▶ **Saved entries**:
****

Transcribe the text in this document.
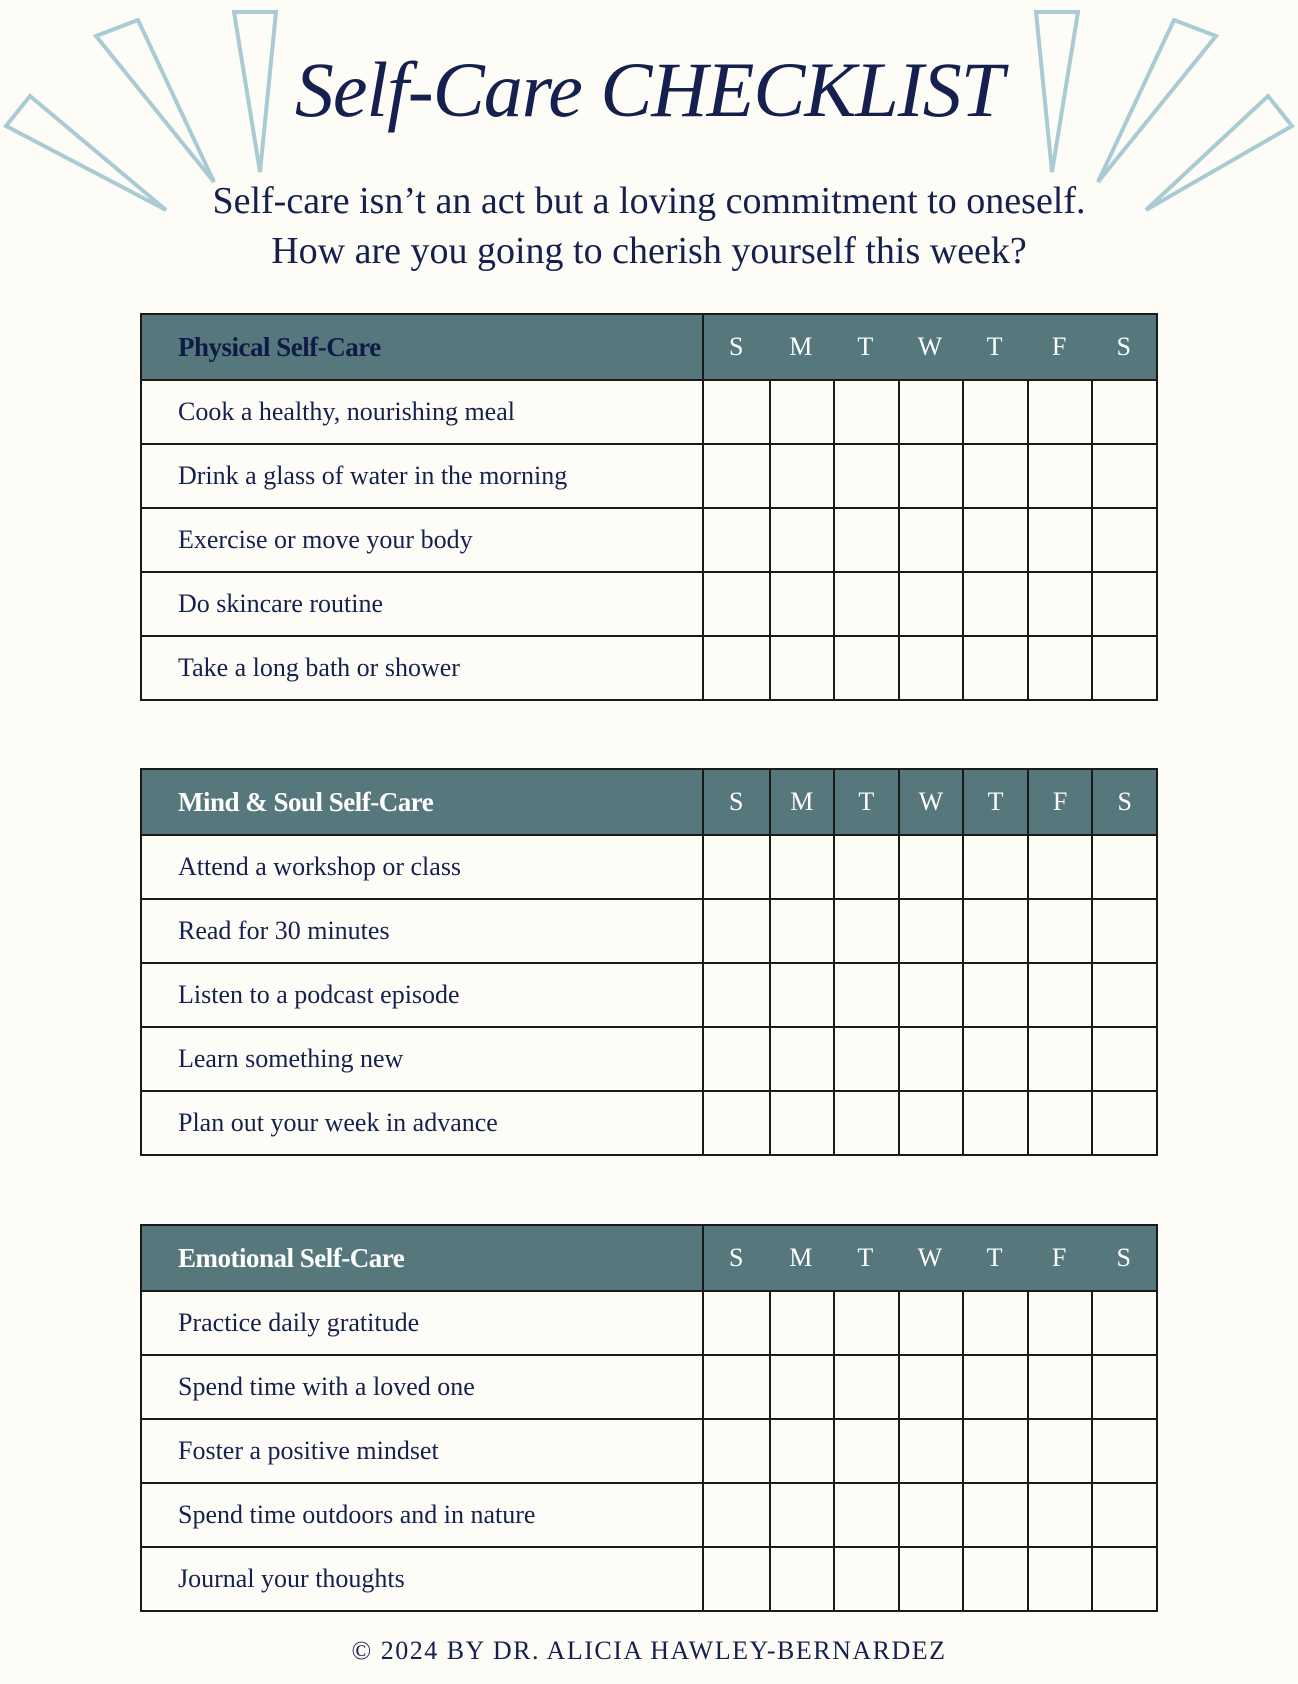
Self-Care CHECKLIST
Self-care isn’t an act but a loving commitment to oneself.
How are you going to cherish yourself this week?
Physical Self-Care	S	M	T	W	T	F	S
Cook a healthy, nourishing meal
Drink a glass of water in the morning
Exercise or move your body
Do skincare routine
Take a long bath or shower
Mind & Soul Self-Care	S	M	T	W	T	F	S
Attend a workshop or class
Read for 30 minutes
Listen to a podcast episode
Learn something new
Plan out your week in advance
Emotional Self-Care	S	M	T	W	T	F	S
Practice daily gratitude
Spend time with a loved one
Foster a positive mindset
Spend time outdoors and in nature
Journal your thoughts
© 2024 BY DR. ALICIA HAWLEY-BERNARDEZ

****

▶ **EXERCISE AIM**:
Omit the pictures and give the material again, exactly and in full.

▶ **FULL ANSWER**:
Transcribe the text in this document.
Self-Care CHECKLIST
Self-care isn’t an act but a loving commitment to oneself.
How are you going to cherish yourself this week?
Physical Self-Care	S	M	T	W	T	F	S
Cook a healthy, nourishing meal
Drink a glass of water in the morning
Exercise or move your body
Do skincare routine
Take a long bath or shower
Mind & Soul Self-Care	S	M	T	W	T	F	S
Attend a workshop or class
Read for 30 minutes
Listen to a podcast episode
Learn something new
Plan out your week in advance
Emotional Self-Care	S	M	T	W	T	F	S
Practice daily gratitude
Spend time with a loved one
Foster a positive mindset
Spend time outdoors and in nature
Journal your thoughts
© 2024 BY DR. ALICIA HAWLEY-BERNARDEZ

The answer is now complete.